Write out the records that appear below, verbatim and complete, but without pictures.
-- Begin Data --
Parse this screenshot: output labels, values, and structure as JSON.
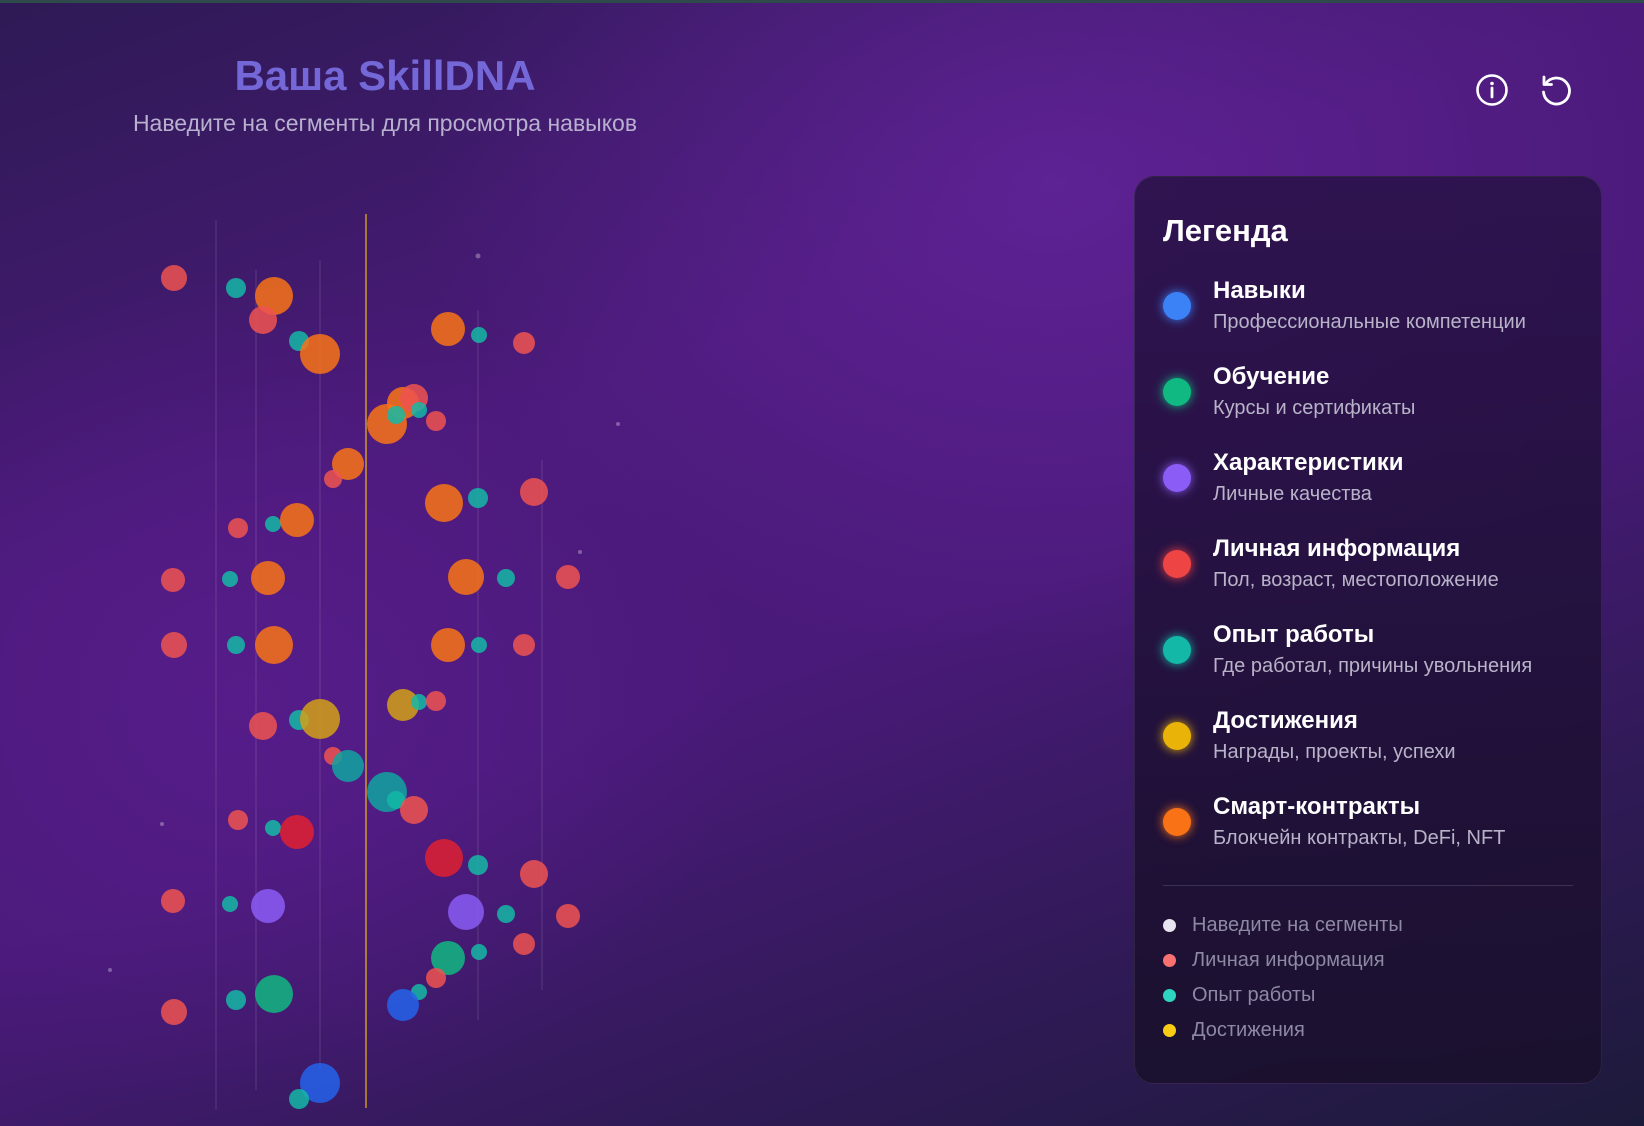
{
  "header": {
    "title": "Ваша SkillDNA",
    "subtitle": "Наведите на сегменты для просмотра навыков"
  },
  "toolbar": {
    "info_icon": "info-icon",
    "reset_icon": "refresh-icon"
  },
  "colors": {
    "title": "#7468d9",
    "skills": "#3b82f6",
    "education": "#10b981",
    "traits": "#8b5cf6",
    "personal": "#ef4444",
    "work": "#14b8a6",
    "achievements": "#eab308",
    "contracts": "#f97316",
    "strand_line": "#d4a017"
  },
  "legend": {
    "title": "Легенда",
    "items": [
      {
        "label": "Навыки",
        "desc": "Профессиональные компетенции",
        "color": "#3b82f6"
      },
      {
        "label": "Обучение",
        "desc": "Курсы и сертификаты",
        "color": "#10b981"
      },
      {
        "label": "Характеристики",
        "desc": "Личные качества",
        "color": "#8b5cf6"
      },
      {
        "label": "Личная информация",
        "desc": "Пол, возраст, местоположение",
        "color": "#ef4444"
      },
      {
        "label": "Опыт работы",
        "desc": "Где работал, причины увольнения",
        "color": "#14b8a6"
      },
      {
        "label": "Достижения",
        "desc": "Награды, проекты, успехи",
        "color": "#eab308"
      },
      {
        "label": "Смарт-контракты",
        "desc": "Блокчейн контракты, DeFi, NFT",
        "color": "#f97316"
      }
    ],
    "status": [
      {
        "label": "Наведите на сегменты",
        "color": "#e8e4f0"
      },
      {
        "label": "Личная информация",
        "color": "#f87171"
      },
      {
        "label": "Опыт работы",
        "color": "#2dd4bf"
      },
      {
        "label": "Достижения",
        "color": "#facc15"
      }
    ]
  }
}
-- End Data --
**Answer**
Parse this screenshot: output labels, values, and structure as JSON.
{
  "header": {
    "title": "Ваша SkillDNA",
    "subtitle": "Наведите на сегменты для просмотра навыков"
  },
  "toolbar": {
    "info_icon": "info-icon",
    "reset_icon": "refresh-icon"
  },
  "colors": {
    "title": "#7468d9",
    "skills": "#3b82f6",
    "education": "#10b981",
    "traits": "#8b5cf6",
    "personal": "#ef4444",
    "work": "#14b8a6",
    "achievements": "#eab308",
    "contracts": "#f97316",
    "strand_line": "#d4a017"
  },
  "legend": {
    "title": "Легенда",
    "items": [
      {
        "label": "Навыки",
        "desc": "Профессиональные компетенции",
        "color": "#3b82f6"
      },
      {
        "label": "Обучение",
        "desc": "Курсы и сертификаты",
        "color": "#10b981"
      },
      {
        "label": "Характеристики",
        "desc": "Личные качества",
        "color": "#8b5cf6"
      },
      {
        "label": "Личная информация",
        "desc": "Пол, возраст, местоположение",
        "color": "#ef4444"
      },
      {
        "label": "Опыт работы",
        "desc": "Где работал, причины увольнения",
        "color": "#14b8a6"
      },
      {
        "label": "Достижения",
        "desc": "Награды, проекты, успехи",
        "color": "#eab308"
      },
      {
        "label": "Смарт-контракты",
        "desc": "Блокчейн контракты, DeFi, NFT",
        "color": "#f97316"
      }
    ],
    "status": [
      {
        "label": "Наведите на сегменты",
        "color": "#e8e4f0"
      },
      {
        "label": "Личная информация",
        "color": "#f87171"
      },
      {
        "label": "Опыт работы",
        "color": "#2dd4bf"
      },
      {
        "label": "Достижения",
        "color": "#facc15"
      }
    ]
  }
}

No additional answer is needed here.